Stated exercise >> Write out all entries word for word.
-- Begin --
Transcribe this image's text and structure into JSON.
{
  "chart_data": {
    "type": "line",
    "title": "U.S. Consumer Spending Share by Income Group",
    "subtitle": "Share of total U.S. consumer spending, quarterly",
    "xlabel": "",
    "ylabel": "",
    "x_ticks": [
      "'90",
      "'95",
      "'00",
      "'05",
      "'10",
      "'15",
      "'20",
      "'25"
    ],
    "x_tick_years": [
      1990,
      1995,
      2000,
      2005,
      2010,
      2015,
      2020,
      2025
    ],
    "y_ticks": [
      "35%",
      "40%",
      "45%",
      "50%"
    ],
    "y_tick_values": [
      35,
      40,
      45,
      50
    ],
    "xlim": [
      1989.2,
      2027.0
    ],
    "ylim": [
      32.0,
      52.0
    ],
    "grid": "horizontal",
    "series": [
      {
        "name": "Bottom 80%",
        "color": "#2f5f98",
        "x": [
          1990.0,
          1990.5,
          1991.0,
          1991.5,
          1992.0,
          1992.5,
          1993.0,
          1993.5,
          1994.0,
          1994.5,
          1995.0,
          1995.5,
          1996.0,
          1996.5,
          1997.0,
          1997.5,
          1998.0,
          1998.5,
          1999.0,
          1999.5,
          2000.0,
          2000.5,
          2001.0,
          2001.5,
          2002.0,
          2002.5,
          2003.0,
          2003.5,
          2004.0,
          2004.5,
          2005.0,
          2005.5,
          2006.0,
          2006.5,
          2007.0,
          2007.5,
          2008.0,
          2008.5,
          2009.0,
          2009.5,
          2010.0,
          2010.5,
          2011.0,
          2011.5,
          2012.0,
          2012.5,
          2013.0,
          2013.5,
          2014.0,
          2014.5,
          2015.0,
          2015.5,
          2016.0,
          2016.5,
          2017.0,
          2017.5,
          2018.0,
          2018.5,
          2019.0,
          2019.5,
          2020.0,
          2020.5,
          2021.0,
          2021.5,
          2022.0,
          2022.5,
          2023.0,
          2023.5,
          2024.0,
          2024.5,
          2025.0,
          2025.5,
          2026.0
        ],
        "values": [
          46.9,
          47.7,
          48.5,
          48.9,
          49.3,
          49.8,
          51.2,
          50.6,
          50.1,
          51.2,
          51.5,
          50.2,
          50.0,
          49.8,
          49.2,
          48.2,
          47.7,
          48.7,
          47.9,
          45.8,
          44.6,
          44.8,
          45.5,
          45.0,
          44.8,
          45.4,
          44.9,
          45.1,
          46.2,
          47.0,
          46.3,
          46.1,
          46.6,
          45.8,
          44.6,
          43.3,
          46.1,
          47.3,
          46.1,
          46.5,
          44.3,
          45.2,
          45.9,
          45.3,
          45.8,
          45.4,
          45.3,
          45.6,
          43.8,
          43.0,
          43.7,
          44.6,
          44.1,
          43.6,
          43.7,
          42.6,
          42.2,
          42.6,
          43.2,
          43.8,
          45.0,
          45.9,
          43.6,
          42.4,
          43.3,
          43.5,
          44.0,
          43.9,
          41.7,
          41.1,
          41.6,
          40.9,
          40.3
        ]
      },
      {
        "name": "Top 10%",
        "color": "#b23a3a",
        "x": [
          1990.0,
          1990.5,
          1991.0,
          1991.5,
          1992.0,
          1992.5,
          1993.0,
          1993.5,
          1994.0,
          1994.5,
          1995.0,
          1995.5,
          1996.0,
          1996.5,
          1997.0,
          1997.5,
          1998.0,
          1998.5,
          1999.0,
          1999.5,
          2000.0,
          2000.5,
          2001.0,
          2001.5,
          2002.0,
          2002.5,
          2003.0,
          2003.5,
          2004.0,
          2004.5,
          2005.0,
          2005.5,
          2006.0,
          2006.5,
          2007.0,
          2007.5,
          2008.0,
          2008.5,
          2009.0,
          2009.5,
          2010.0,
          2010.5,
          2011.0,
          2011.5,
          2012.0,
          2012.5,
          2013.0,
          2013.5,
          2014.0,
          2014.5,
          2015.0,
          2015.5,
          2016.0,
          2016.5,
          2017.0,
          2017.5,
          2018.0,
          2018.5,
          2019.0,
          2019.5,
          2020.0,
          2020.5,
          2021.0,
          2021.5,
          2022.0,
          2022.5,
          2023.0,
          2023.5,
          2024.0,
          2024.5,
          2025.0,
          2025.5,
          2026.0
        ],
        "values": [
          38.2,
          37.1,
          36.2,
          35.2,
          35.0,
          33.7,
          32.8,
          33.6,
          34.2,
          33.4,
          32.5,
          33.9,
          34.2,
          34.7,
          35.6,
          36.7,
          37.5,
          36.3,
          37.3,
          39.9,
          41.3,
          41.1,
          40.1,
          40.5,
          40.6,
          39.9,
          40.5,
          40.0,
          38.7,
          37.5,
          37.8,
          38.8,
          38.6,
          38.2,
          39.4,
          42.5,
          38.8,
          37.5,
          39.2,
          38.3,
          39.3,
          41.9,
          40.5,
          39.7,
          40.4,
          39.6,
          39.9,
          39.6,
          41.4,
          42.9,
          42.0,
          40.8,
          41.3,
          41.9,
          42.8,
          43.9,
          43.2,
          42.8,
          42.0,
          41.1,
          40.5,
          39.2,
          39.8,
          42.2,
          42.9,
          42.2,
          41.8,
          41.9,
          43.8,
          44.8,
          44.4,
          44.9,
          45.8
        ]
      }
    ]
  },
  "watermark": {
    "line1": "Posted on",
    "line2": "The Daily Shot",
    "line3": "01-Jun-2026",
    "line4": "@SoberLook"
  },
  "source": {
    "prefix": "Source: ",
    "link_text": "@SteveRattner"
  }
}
-- End --
Written solution >>
Transcribe this image's text and structure into JSON.
{
  "chart_data": {
    "type": "line",
    "title": "U.S. Consumer Spending Share by Income Group",
    "subtitle": "Share of total U.S. consumer spending, quarterly",
    "xlabel": "",
    "ylabel": "",
    "x_ticks": [
      "'90",
      "'95",
      "'00",
      "'05",
      "'10",
      "'15",
      "'20",
      "'25"
    ],
    "x_tick_years": [
      1990,
      1995,
      2000,
      2005,
      2010,
      2015,
      2020,
      2025
    ],
    "y_ticks": [
      "35%",
      "40%",
      "45%",
      "50%"
    ],
    "y_tick_values": [
      35,
      40,
      45,
      50
    ],
    "xlim": [
      1989.2,
      2027.0
    ],
    "ylim": [
      32.0,
      52.0
    ],
    "grid": "horizontal",
    "series": [
      {
        "name": "Bottom 80%",
        "color": "#2f5f98",
        "x": [
          1990.0,
          1990.5,
          1991.0,
          1991.5,
          1992.0,
          1992.5,
          1993.0,
          1993.5,
          1994.0,
          1994.5,
          1995.0,
          1995.5,
          1996.0,
          1996.5,
          1997.0,
          1997.5,
          1998.0,
          1998.5,
          1999.0,
          1999.5,
          2000.0,
          2000.5,
          2001.0,
          2001.5,
          2002.0,
          2002.5,
          2003.0,
          2003.5,
          2004.0,
          2004.5,
          2005.0,
          2005.5,
          2006.0,
          2006.5,
          2007.0,
          2007.5,
          2008.0,
          2008.5,
          2009.0,
          2009.5,
          2010.0,
          2010.5,
          2011.0,
          2011.5,
          2012.0,
          2012.5,
          2013.0,
          2013.5,
          2014.0,
          2014.5,
          2015.0,
          2015.5,
          2016.0,
          2016.5,
          2017.0,
          2017.5,
          2018.0,
          2018.5,
          2019.0,
          2019.5,
          2020.0,
          2020.5,
          2021.0,
          2021.5,
          2022.0,
          2022.5,
          2023.0,
          2023.5,
          2024.0,
          2024.5,
          2025.0,
          2025.5,
          2026.0
        ],
        "values": [
          46.9,
          47.7,
          48.5,
          48.9,
          49.3,
          49.8,
          51.2,
          50.6,
          50.1,
          51.2,
          51.5,
          50.2,
          50.0,
          49.8,
          49.2,
          48.2,
          47.7,
          48.7,
          47.9,
          45.8,
          44.6,
          44.8,
          45.5,
          45.0,
          44.8,
          45.4,
          44.9,
          45.1,
          46.2,
          47.0,
          46.3,
          46.1,
          46.6,
          45.8,
          44.6,
          43.3,
          46.1,
          47.3,
          46.1,
          46.5,
          44.3,
          45.2,
          45.9,
          45.3,
          45.8,
          45.4,
          45.3,
          45.6,
          43.8,
          43.0,
          43.7,
          44.6,
          44.1,
          43.6,
          43.7,
          42.6,
          42.2,
          42.6,
          43.2,
          43.8,
          45.0,
          45.9,
          43.6,
          42.4,
          43.3,
          43.5,
          44.0,
          43.9,
          41.7,
          41.1,
          41.6,
          40.9,
          40.3
        ]
      },
      {
        "name": "Top 10%",
        "color": "#b23a3a",
        "x": [
          1990.0,
          1990.5,
          1991.0,
          1991.5,
          1992.0,
          1992.5,
          1993.0,
          1993.5,
          1994.0,
          1994.5,
          1995.0,
          1995.5,
          1996.0,
          1996.5,
          1997.0,
          1997.5,
          1998.0,
          1998.5,
          1999.0,
          1999.5,
          2000.0,
          2000.5,
          2001.0,
          2001.5,
          2002.0,
          2002.5,
          2003.0,
          2003.5,
          2004.0,
          2004.5,
          2005.0,
          2005.5,
          2006.0,
          2006.5,
          2007.0,
          2007.5,
          2008.0,
          2008.5,
          2009.0,
          2009.5,
          2010.0,
          2010.5,
          2011.0,
          2011.5,
          2012.0,
          2012.5,
          2013.0,
          2013.5,
          2014.0,
          2014.5,
          2015.0,
          2015.5,
          2016.0,
          2016.5,
          2017.0,
          2017.5,
          2018.0,
          2018.5,
          2019.0,
          2019.5,
          2020.0,
          2020.5,
          2021.0,
          2021.5,
          2022.0,
          2022.5,
          2023.0,
          2023.5,
          2024.0,
          2024.5,
          2025.0,
          2025.5,
          2026.0
        ],
        "values": [
          38.2,
          37.1,
          36.2,
          35.2,
          35.0,
          33.7,
          32.8,
          33.6,
          34.2,
          33.4,
          32.5,
          33.9,
          34.2,
          34.7,
          35.6,
          36.7,
          37.5,
          36.3,
          37.3,
          39.9,
          41.3,
          41.1,
          40.1,
          40.5,
          40.6,
          39.9,
          40.5,
          40.0,
          38.7,
          37.5,
          37.8,
          38.8,
          38.6,
          38.2,
          39.4,
          42.5,
          38.8,
          37.5,
          39.2,
          38.3,
          39.3,
          41.9,
          40.5,
          39.7,
          40.4,
          39.6,
          39.9,
          39.6,
          41.4,
          42.9,
          42.0,
          40.8,
          41.3,
          41.9,
          42.8,
          43.9,
          43.2,
          42.8,
          42.0,
          41.1,
          40.5,
          39.2,
          39.8,
          42.2,
          42.9,
          42.2,
          41.8,
          41.9,
          43.8,
          44.8,
          44.4,
          44.9,
          45.8
        ]
      }
    ]
  },
  "watermark": {
    "line1": "Posted on",
    "line2": "The Daily Shot",
    "line3": "01-Jun-2026",
    "line4": "@SoberLook"
  },
  "source": {
    "prefix": "Source: ",
    "link_text": "@SteveRattner"
  }
}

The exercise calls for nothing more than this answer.